→ **Directive**: Restate every line of the material, word for word.

Start The records

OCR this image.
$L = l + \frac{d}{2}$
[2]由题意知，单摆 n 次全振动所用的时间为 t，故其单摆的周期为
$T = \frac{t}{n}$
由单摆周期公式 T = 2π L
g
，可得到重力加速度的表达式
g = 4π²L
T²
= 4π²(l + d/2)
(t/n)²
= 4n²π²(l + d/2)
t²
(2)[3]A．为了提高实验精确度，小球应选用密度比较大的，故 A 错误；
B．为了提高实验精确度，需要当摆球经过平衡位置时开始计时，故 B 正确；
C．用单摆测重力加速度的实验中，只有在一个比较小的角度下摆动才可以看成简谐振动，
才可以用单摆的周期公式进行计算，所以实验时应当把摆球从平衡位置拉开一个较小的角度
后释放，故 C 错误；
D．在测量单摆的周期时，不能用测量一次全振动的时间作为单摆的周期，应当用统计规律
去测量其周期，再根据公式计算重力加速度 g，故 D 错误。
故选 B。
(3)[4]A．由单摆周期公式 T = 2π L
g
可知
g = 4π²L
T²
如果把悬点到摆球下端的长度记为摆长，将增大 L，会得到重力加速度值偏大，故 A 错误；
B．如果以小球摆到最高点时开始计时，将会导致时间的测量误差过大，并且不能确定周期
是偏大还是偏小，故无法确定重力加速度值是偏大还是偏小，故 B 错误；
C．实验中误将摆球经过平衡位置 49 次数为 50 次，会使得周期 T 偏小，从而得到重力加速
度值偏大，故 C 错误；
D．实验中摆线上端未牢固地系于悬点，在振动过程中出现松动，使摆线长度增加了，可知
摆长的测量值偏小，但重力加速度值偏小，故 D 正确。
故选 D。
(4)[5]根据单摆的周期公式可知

End The records

→ **Exercise response**:
OCR this image.
$L = l + \frac{d}{2}$
[2]由题意知，单摆 n 次全振动所用的时间为 t，故其单摆的周期为
$T = \frac{t}{n}$
由单摆周期公式 T = 2π L
g
，可得到重力加速度的表达式
g = 4π²L
T²
= 4π²(l + d/2)
(t/n)²
= 4n²π²(l + d/2)
t²
(2)[3]A．为了提高实验精确度，小球应选用密度比较大的，故 A 错误；
B．为了提高实验精确度，需要当摆球经过平衡位置时开始计时，故 B 正确；
C．用单摆测重力加速度的实验中，只有在一个比较小的角度下摆动才可以看成简谐振动，
才可以用单摆的周期公式进行计算，所以实验时应当把摆球从平衡位置拉开一个较小的角度
后释放，故 C 错误；
D．在测量单摆的周期时，不能用测量一次全振动的时间作为单摆的周期，应当用统计规律
去测量其周期，再根据公式计算重力加速度 g，故 D 错误。
故选 B。
(3)[4]A．由单摆周期公式 T = 2π L
g
可知
g = 4π²L
T²
如果把悬点到摆球下端的长度记为摆长，将增大 L，会得到重力加速度值偏大，故 A 错误；
B．如果以小球摆到最高点时开始计时，将会导致时间的测量误差过大，并且不能确定周期
是偏大还是偏小，故无法确定重力加速度值是偏大还是偏小，故 B 错误；
C．实验中误将摆球经过平衡位置 49 次数为 50 次，会使得周期 T 偏小，从而得到重力加速
度值偏大，故 C 错误；
D．实验中摆线上端未牢固地系于悬点，在振动过程中出现松动，使摆线长度增加了，可知
摆长的测量值偏小，但重力加速度值偏小，故 D 正确。
故选 D。
(4)[5]根据单摆的周期公式可知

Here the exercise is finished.